The problem:
Report only the number of lines that hold the word "text".

Working data:
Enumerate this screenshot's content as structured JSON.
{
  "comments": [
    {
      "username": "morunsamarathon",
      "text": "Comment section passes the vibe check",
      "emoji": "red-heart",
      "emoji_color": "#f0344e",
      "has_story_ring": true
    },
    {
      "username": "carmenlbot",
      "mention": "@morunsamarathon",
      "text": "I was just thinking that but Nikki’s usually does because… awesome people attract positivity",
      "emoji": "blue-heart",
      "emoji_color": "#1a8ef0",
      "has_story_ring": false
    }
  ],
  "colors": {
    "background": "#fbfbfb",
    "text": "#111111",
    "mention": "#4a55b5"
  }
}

Task result:
3